— Problem statement —
Provide the number of lines containing the word "stock", and nothing else.

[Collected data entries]

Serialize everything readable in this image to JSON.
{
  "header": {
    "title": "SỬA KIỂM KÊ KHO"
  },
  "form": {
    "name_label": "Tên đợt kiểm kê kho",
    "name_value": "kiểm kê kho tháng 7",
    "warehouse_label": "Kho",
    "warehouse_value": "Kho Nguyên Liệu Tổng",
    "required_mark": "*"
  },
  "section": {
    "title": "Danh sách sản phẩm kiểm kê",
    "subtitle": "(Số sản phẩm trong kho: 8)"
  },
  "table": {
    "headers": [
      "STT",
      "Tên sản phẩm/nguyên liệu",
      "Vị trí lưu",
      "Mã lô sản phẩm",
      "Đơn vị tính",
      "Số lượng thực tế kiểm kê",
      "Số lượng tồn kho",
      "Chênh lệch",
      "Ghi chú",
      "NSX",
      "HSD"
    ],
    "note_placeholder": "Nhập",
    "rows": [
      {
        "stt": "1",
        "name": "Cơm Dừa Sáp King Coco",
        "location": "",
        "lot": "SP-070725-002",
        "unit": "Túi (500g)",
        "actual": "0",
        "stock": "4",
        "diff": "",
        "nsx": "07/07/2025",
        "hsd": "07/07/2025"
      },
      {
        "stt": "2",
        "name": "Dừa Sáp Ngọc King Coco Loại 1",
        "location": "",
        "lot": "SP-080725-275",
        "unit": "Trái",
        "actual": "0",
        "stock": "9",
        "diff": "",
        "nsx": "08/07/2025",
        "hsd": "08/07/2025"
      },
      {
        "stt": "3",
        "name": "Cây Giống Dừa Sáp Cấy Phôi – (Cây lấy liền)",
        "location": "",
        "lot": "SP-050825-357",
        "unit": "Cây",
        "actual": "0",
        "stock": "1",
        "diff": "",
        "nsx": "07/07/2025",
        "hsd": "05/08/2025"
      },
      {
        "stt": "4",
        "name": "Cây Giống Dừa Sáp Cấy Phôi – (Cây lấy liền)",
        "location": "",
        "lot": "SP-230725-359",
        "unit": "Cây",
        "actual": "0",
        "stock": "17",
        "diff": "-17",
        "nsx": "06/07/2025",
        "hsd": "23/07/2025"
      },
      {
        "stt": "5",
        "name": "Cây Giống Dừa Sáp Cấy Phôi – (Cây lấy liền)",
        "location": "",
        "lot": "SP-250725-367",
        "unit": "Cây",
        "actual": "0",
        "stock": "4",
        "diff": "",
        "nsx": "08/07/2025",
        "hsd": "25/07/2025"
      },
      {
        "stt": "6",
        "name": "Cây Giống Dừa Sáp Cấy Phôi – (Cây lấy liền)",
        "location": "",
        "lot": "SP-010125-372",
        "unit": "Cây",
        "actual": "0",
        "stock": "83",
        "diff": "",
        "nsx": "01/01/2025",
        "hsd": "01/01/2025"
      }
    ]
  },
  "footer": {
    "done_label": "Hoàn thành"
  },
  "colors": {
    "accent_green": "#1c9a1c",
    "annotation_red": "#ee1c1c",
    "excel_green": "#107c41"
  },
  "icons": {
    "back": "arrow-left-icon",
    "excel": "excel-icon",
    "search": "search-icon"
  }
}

* * *

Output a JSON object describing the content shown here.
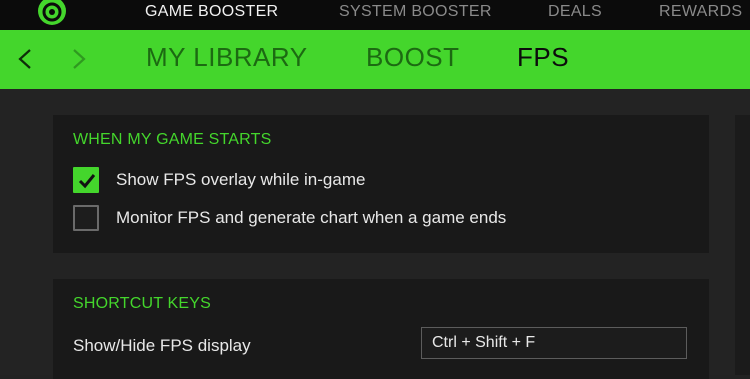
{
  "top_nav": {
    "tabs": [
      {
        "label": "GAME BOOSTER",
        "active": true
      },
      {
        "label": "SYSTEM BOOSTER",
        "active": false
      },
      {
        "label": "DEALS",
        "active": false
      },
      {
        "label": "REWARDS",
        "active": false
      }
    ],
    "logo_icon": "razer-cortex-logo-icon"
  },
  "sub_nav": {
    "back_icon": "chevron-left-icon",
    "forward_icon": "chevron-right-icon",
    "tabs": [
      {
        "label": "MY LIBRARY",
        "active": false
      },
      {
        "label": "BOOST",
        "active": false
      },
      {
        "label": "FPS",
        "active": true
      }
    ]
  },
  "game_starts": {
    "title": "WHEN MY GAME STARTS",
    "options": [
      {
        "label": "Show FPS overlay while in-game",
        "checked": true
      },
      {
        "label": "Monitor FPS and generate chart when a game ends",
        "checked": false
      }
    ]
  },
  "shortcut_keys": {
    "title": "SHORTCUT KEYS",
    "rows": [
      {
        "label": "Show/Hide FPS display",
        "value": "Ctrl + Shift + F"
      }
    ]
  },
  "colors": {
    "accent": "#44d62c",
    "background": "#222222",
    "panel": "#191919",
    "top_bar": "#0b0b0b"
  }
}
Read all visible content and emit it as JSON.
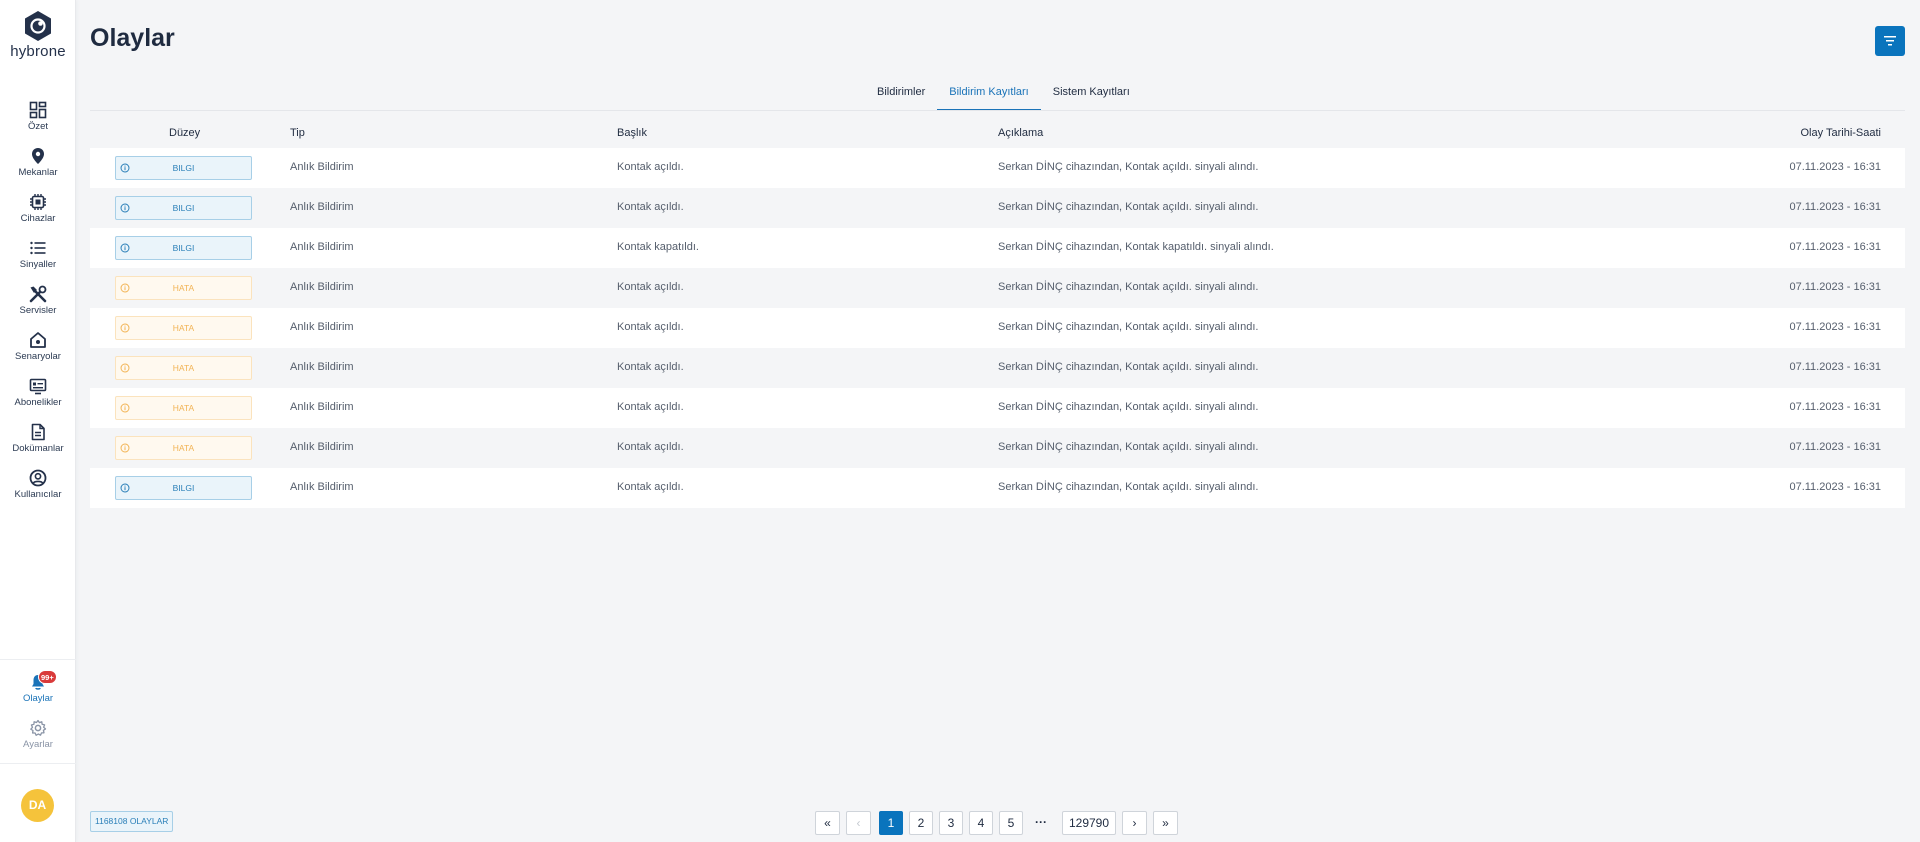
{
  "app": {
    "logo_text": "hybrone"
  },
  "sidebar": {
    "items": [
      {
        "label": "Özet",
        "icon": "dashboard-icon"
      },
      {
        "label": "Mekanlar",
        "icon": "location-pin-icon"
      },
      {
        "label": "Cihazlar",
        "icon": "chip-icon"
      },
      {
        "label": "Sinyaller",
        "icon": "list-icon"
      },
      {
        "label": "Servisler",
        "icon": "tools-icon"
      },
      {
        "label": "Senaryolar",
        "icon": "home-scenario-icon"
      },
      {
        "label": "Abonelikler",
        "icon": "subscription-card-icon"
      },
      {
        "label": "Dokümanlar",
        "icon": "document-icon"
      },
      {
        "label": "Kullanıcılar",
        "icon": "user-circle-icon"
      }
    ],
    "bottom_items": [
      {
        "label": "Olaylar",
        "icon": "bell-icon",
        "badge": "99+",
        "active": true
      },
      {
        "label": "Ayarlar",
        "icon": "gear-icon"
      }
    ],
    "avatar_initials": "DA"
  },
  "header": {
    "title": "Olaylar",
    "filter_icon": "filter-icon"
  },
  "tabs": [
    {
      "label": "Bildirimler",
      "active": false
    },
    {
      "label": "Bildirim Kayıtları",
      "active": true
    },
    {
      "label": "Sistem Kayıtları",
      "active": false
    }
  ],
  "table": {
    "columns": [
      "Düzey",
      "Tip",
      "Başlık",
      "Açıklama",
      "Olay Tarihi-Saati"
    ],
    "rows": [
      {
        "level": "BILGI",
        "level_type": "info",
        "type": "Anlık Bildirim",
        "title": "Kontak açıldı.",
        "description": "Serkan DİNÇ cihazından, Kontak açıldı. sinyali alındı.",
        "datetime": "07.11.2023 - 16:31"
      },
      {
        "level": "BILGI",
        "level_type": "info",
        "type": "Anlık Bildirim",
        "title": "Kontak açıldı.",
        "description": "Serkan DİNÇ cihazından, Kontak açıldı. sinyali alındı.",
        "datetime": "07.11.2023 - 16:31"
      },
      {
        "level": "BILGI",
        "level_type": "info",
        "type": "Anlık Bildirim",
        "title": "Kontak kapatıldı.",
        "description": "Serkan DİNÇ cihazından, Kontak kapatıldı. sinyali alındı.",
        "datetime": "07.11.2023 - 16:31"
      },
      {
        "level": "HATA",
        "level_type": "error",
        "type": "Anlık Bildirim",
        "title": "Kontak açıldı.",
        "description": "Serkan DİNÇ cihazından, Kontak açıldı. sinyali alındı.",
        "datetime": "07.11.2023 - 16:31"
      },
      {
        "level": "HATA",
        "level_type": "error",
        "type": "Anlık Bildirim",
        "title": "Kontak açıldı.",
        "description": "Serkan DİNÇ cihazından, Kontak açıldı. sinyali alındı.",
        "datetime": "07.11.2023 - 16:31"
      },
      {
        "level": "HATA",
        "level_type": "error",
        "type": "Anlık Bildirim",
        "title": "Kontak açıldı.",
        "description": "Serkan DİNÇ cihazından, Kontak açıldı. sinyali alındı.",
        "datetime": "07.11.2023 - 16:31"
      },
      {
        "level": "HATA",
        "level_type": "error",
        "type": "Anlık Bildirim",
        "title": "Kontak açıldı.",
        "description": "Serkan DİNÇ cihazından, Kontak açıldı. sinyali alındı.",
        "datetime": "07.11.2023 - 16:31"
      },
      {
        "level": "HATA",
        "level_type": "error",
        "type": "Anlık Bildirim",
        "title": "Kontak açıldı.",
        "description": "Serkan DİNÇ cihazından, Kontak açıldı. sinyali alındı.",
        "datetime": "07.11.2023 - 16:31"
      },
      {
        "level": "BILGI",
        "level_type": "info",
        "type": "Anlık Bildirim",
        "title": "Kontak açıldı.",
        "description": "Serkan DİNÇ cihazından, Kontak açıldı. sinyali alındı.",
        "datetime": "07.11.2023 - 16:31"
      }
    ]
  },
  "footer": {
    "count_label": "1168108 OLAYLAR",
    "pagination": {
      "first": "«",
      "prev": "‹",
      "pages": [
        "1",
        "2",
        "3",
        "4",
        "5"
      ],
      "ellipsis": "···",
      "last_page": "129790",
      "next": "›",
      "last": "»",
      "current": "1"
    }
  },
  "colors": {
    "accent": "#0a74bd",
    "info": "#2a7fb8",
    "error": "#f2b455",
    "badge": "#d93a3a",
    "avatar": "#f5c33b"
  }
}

— Answer to the problem —
6